=== RECORDS FOR THE TASK ===

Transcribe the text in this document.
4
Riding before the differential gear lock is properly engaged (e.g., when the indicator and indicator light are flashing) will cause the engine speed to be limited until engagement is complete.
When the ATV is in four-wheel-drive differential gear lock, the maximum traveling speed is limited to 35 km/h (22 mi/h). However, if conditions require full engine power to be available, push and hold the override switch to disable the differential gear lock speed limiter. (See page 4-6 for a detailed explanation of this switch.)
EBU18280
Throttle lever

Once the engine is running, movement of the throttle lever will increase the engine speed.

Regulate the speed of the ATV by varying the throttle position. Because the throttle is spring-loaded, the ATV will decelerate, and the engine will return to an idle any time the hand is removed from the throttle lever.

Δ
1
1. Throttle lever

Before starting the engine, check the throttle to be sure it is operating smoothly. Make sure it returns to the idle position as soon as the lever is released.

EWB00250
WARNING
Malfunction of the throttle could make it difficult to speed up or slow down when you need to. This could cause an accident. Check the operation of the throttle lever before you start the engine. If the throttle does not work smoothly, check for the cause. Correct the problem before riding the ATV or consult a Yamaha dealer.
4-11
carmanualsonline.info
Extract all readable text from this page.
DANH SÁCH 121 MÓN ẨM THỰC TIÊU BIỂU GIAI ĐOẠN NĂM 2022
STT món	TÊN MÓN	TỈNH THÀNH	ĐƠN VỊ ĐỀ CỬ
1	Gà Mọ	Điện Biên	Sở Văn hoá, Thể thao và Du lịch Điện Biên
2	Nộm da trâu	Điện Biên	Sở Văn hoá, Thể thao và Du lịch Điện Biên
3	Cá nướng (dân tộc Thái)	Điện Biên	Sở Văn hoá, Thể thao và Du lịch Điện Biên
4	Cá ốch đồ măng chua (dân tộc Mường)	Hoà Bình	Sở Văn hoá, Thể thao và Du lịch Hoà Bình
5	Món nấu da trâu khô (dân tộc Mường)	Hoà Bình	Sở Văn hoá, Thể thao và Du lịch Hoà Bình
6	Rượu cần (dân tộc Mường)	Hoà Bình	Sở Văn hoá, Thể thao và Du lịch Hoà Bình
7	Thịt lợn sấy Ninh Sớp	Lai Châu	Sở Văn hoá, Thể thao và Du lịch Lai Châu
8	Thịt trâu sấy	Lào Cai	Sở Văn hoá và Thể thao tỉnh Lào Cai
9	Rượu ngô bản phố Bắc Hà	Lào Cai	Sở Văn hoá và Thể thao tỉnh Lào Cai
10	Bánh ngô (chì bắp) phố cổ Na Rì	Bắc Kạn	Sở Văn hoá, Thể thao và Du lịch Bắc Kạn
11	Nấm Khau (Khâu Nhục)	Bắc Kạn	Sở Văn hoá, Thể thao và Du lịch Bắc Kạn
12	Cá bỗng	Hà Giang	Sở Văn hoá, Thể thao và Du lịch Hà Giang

===

AIM:
Quote the lines of the listing above that run from the line with "Extract all readable text from this page." through its last line, both included, and nothing else.

WRITTEN ANSWER:
Extract all readable text from this page.
DANH SÁCH 121 MÓN ẨM THỰC TIÊU BIỂU GIAI ĐOẠN NĂM 2022
STT món	TÊN MÓN	TỈNH THÀNH	ĐƠN VỊ ĐỀ CỬ
1	Gà Mọ	Điện Biên	Sở Văn hoá, Thể thao và Du lịch Điện Biên
2	Nộm da trâu	Điện Biên	Sở Văn hoá, Thể thao và Du lịch Điện Biên
3	Cá nướng (dân tộc Thái)	Điện Biên	Sở Văn hoá, Thể thao và Du lịch Điện Biên
4	Cá ốch đồ măng chua (dân tộc Mường)	Hoà Bình	Sở Văn hoá, Thể thao và Du lịch Hoà Bình
5	Món nấu da trâu khô (dân tộc Mường)	Hoà Bình	Sở Văn hoá, Thể thao và Du lịch Hoà Bình
6	Rượu cần (dân tộc Mường)	Hoà Bình	Sở Văn hoá, Thể thao và Du lịch Hoà Bình
7	Thịt lợn sấy Ninh Sớp	Lai Châu	Sở Văn hoá, Thể thao và Du lịch Lai Châu
8	Thịt trâu sấy	Lào Cai	Sở Văn hoá và Thể thao tỉnh Lào Cai
9	Rượu ngô bản phố Bắc Hà	Lào Cai	Sở Văn hoá và Thể thao tỉnh Lào Cai
10	Bánh ngô (chì bắp) phố cổ Na Rì	Bắc Kạn	Sở Văn hoá, Thể thao và Du lịch Bắc Kạn
11	Nấm Khau (Khâu Nhục)	Bắc Kạn	Sở Văn hoá, Thể thao và Du lịch Bắc Kạn
12	Cá bỗng	Hà Giang	Sở Văn hoá, Thể thao và Du lịch Hà Giang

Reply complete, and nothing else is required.